Exercise: Collect all lines below with the string "Give".

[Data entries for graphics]

....

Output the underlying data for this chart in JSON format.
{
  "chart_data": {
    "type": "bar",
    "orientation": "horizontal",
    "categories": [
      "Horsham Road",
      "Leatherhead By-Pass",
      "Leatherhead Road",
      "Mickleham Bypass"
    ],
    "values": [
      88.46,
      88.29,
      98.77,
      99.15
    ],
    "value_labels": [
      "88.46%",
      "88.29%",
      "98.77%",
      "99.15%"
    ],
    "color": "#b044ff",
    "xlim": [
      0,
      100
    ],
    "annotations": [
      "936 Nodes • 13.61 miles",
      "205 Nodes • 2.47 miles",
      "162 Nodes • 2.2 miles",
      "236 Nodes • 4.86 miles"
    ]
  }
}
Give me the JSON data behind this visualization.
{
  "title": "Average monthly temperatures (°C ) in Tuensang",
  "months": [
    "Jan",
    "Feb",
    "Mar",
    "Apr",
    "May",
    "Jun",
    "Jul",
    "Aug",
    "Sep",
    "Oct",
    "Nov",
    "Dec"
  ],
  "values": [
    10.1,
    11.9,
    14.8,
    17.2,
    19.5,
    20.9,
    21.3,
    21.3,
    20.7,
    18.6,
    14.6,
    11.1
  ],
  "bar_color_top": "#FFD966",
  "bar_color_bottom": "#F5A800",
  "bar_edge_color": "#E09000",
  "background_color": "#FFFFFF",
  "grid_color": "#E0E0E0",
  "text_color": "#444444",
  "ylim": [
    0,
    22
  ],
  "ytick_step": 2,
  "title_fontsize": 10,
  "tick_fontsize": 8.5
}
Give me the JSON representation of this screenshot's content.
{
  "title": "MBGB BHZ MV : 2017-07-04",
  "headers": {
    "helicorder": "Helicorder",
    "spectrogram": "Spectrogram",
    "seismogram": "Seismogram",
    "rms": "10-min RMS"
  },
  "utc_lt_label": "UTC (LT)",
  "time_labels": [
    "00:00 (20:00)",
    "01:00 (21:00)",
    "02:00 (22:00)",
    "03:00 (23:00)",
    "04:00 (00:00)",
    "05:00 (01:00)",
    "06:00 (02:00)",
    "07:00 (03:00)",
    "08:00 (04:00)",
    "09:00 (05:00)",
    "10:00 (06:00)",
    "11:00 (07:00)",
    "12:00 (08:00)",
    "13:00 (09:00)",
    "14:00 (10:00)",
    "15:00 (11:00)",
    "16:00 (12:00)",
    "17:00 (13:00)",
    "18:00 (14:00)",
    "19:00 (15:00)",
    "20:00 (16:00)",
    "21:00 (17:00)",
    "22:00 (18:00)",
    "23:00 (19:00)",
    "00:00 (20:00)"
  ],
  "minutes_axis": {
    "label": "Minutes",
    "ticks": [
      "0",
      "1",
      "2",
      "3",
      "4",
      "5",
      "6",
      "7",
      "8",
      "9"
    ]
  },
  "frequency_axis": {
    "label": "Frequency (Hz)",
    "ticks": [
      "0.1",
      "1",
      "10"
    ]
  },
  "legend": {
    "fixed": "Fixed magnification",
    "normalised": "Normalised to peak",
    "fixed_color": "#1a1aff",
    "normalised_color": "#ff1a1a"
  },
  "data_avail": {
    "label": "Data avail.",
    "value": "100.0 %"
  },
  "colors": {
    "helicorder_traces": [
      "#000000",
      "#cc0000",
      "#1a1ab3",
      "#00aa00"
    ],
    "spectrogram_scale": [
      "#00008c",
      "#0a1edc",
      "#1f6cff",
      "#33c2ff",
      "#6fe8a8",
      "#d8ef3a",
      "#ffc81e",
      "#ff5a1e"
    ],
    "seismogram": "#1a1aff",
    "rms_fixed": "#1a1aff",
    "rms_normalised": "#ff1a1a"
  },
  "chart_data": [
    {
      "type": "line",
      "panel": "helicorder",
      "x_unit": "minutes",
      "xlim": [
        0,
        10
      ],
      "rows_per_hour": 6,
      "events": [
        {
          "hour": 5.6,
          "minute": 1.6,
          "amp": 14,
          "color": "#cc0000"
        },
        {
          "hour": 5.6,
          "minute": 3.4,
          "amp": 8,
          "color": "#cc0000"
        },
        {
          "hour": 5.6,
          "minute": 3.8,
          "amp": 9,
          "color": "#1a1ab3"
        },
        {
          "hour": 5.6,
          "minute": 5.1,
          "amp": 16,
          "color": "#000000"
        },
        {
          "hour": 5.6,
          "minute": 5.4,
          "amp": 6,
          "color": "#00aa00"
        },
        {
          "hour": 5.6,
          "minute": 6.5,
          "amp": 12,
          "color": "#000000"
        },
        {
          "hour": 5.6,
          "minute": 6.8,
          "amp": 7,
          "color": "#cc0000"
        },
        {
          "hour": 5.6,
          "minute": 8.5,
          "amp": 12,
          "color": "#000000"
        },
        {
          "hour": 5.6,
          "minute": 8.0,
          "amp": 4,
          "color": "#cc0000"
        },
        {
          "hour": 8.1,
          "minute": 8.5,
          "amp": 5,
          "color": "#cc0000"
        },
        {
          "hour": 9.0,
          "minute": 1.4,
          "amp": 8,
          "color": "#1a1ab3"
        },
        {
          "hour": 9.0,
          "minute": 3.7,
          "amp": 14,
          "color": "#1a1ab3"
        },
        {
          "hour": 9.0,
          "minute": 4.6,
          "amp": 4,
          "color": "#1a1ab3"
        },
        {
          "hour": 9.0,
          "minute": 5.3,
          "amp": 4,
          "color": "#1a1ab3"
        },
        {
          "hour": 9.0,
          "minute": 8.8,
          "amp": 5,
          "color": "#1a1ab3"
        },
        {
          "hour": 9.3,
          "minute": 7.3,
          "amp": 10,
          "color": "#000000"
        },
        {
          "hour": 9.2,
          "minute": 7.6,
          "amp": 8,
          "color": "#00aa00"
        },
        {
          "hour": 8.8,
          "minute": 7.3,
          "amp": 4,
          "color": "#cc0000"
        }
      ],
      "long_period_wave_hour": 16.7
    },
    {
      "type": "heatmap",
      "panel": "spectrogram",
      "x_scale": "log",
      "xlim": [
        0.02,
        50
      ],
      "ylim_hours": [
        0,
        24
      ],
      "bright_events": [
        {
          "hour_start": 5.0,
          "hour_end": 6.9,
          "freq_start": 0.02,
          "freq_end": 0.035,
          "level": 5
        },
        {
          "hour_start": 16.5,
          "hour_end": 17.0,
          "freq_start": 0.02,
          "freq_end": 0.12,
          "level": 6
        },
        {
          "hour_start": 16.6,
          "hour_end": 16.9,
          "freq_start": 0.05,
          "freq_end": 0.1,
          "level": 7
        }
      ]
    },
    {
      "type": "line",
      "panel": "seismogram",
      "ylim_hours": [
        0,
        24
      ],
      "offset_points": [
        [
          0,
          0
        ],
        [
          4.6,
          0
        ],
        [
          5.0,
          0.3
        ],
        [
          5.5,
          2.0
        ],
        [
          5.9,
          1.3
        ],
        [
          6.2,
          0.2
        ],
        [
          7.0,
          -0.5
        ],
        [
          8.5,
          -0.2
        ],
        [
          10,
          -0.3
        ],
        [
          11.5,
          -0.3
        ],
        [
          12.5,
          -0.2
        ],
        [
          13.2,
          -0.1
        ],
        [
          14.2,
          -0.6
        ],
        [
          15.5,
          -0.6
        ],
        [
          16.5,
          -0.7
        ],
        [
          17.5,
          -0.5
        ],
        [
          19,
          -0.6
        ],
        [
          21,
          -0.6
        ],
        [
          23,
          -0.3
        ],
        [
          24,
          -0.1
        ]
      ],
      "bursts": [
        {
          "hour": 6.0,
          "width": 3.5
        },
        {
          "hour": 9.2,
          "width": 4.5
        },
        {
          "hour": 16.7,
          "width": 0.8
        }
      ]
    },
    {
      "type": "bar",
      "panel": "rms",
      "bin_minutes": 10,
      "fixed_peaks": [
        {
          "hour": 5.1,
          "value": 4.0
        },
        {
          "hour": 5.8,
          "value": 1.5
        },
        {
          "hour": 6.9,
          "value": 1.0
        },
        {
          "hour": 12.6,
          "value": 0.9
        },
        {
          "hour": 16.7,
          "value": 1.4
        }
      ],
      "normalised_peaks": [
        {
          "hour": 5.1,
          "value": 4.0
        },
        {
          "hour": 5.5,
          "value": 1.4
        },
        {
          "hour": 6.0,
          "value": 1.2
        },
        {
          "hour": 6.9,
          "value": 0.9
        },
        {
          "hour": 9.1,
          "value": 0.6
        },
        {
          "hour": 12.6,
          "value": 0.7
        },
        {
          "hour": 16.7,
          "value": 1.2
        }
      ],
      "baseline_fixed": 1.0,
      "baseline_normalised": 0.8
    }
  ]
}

....

Solution for this problem:
Give me the JSON data behind this visualization.
Give me the JSON representation of this screenshot's content.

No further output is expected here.